§ SET TASK
Write out each record again exactly as it stands.

>> Start

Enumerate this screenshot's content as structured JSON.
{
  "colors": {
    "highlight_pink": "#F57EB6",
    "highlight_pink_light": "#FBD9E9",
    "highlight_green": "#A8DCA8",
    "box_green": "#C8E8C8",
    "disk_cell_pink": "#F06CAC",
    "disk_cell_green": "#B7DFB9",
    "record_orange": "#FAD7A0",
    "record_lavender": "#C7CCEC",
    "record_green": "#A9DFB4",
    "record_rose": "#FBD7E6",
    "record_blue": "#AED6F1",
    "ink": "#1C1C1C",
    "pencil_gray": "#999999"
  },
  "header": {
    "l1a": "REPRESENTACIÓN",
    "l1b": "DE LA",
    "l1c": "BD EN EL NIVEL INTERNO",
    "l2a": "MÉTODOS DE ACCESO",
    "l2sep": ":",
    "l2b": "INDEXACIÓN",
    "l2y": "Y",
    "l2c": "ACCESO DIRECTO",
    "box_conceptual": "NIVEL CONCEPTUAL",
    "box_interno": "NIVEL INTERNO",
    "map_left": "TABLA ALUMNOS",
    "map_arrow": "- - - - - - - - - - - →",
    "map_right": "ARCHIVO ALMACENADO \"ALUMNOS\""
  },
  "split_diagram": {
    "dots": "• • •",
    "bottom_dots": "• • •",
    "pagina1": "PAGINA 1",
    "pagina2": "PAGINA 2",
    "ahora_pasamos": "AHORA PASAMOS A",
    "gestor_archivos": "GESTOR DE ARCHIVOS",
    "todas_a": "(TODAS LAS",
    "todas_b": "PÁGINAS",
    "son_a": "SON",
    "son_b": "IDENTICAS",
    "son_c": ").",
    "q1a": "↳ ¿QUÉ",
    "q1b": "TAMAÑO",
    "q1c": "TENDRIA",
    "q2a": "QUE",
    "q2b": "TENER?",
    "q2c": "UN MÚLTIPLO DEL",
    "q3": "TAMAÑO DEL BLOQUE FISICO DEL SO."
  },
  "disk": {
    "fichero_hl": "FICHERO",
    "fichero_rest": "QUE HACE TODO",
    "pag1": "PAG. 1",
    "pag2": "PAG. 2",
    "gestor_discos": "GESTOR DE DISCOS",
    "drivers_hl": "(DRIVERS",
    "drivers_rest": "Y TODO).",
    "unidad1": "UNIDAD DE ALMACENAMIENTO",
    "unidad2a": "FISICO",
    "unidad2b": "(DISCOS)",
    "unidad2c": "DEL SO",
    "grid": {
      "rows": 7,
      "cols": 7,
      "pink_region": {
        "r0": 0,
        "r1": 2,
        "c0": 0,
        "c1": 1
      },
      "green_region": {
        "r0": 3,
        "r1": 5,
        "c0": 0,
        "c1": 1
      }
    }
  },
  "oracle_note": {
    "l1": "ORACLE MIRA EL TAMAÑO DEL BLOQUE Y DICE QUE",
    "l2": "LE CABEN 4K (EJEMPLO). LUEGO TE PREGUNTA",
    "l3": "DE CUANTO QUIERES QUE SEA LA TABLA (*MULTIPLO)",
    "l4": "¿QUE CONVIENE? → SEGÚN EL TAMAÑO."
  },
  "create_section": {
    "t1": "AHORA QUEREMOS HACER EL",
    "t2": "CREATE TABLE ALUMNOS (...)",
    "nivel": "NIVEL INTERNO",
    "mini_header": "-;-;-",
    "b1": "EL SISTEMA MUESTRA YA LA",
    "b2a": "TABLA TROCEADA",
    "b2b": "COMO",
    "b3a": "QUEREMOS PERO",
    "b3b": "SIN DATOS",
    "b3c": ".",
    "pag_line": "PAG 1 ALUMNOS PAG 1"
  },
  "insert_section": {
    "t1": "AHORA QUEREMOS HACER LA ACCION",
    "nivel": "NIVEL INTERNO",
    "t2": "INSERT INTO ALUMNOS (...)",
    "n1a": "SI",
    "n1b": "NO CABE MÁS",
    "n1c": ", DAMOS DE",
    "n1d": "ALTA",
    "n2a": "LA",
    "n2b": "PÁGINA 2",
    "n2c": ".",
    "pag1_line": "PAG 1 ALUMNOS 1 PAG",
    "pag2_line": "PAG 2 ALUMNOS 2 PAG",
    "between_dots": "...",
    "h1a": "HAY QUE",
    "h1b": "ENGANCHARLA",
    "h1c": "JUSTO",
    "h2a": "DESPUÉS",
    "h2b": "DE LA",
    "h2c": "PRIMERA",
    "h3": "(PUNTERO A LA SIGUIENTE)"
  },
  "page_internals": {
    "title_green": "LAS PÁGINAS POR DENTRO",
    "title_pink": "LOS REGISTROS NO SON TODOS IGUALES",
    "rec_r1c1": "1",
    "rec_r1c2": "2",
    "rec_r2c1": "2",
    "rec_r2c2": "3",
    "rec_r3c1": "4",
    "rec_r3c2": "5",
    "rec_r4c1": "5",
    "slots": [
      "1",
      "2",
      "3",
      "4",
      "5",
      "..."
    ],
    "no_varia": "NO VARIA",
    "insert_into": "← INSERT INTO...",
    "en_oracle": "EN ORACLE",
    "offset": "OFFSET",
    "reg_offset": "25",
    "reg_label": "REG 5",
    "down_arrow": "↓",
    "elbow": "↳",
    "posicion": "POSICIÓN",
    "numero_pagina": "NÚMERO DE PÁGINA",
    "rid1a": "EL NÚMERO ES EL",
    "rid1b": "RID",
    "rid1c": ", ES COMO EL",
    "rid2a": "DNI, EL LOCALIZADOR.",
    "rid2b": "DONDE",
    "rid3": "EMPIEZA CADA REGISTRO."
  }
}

>> End

§ EXPECTED ANSWER
Enumerate this screenshot's content as structured JSON.
{
  "colors": {
    "highlight_pink": "#F57EB6",
    "highlight_pink_light": "#FBD9E9",
    "highlight_green": "#A8DCA8",
    "box_green": "#C8E8C8",
    "disk_cell_pink": "#F06CAC",
    "disk_cell_green": "#B7DFB9",
    "record_orange": "#FAD7A0",
    "record_lavender": "#C7CCEC",
    "record_green": "#A9DFB4",
    "record_rose": "#FBD7E6",
    "record_blue": "#AED6F1",
    "ink": "#1C1C1C",
    "pencil_gray": "#999999"
  },
  "header": {
    "l1a": "REPRESENTACIÓN",
    "l1b": "DE LA",
    "l1c": "BD EN EL NIVEL INTERNO",
    "l2a": "MÉTODOS DE ACCESO",
    "l2sep": ":",
    "l2b": "INDEXACIÓN",
    "l2y": "Y",
    "l2c": "ACCESO DIRECTO",
    "box_conceptual": "NIVEL CONCEPTUAL",
    "box_interno": "NIVEL INTERNO",
    "map_left": "TABLA ALUMNOS",
    "map_arrow": "- - - - - - - - - - - →",
    "map_right": "ARCHIVO ALMACENADO \"ALUMNOS\""
  },
  "split_diagram": {
    "dots": "• • •",
    "bottom_dots": "• • •",
    "pagina1": "PAGINA 1",
    "pagina2": "PAGINA 2",
    "ahora_pasamos": "AHORA PASAMOS A",
    "gestor_archivos": "GESTOR DE ARCHIVOS",
    "todas_a": "(TODAS LAS",
    "todas_b": "PÁGINAS",
    "son_a": "SON",
    "son_b": "IDENTICAS",
    "son_c": ").",
    "q1a": "↳ ¿QUÉ",
    "q1b": "TAMAÑO",
    "q1c": "TENDRIA",
    "q2a": "QUE",
    "q2b": "TENER?",
    "q2c": "UN MÚLTIPLO DEL",
    "q3": "TAMAÑO DEL BLOQUE FISICO DEL SO."
  },
  "disk": {
    "fichero_hl": "FICHERO",
    "fichero_rest": "QUE HACE TODO",
    "pag1": "PAG. 1",
    "pag2": "PAG. 2",
    "gestor_discos": "GESTOR DE DISCOS",
    "drivers_hl": "(DRIVERS",
    "drivers_rest": "Y TODO).",
    "unidad1": "UNIDAD DE ALMACENAMIENTO",
    "unidad2a": "FISICO",
    "unidad2b": "(DISCOS)",
    "unidad2c": "DEL SO",
    "grid": {
      "rows": 7,
      "cols": 7,
      "pink_region": {
        "r0": 0,
        "r1": 2,
        "c0": 0,
        "c1": 1
      },
      "green_region": {
        "r0": 3,
        "r1": 5,
        "c0": 0,
        "c1": 1
      }
    }
  },
  "oracle_note": {
    "l1": "ORACLE MIRA EL TAMAÑO DEL BLOQUE Y DICE QUE",
    "l2": "LE CABEN 4K (EJEMPLO). LUEGO TE PREGUNTA",
    "l3": "DE CUANTO QUIERES QUE SEA LA TABLA (*MULTIPLO)",
    "l4": "¿QUE CONVIENE? → SEGÚN EL TAMAÑO."
  },
  "create_section": {
    "t1": "AHORA QUEREMOS HACER EL",
    "t2": "CREATE TABLE ALUMNOS (...)",
    "nivel": "NIVEL INTERNO",
    "mini_header": "-;-;-",
    "b1": "EL SISTEMA MUESTRA YA LA",
    "b2a": "TABLA TROCEADA",
    "b2b": "COMO",
    "b3a": "QUEREMOS PERO",
    "b3b": "SIN DATOS",
    "b3c": ".",
    "pag_line": "PAG 1 ALUMNOS PAG 1"
  },
  "insert_section": {
    "t1": "AHORA QUEREMOS HACER LA ACCION",
    "nivel": "NIVEL INTERNO",
    "t2": "INSERT INTO ALUMNOS (...)",
    "n1a": "SI",
    "n1b": "NO CABE MÁS",
    "n1c": ", DAMOS DE",
    "n1d": "ALTA",
    "n2a": "LA",
    "n2b": "PÁGINA 2",
    "n2c": ".",
    "pag1_line": "PAG 1 ALUMNOS 1 PAG",
    "pag2_line": "PAG 2 ALUMNOS 2 PAG",
    "between_dots": "...",
    "h1a": "HAY QUE",
    "h1b": "ENGANCHARLA",
    "h1c": "JUSTO",
    "h2a": "DESPUÉS",
    "h2b": "DE LA",
    "h2c": "PRIMERA",
    "h3": "(PUNTERO A LA SIGUIENTE)"
  },
  "page_internals": {
    "title_green": "LAS PÁGINAS POR DENTRO",
    "title_pink": "LOS REGISTROS NO SON TODOS IGUALES",
    "rec_r1c1": "1",
    "rec_r1c2": "2",
    "rec_r2c1": "2",
    "rec_r2c2": "3",
    "rec_r3c1": "4",
    "rec_r3c2": "5",
    "rec_r4c1": "5",
    "slots": [
      "1",
      "2",
      "3",
      "4",
      "5",
      "..."
    ],
    "no_varia": "NO VARIA",
    "insert_into": "← INSERT INTO...",
    "en_oracle": "EN ORACLE",
    "offset": "OFFSET",
    "reg_offset": "25",
    "reg_label": "REG 5",
    "down_arrow": "↓",
    "elbow": "↳",
    "posicion": "POSICIÓN",
    "numero_pagina": "NÚMERO DE PÁGINA",
    "rid1a": "EL NÚMERO ES EL",
    "rid1b": "RID",
    "rid1c": ", ES COMO EL",
    "rid2a": "DNI, EL LOCALIZADOR.",
    "rid2b": "DONDE",
    "rid3": "EMPIEZA CADA REGISTRO."
  }
}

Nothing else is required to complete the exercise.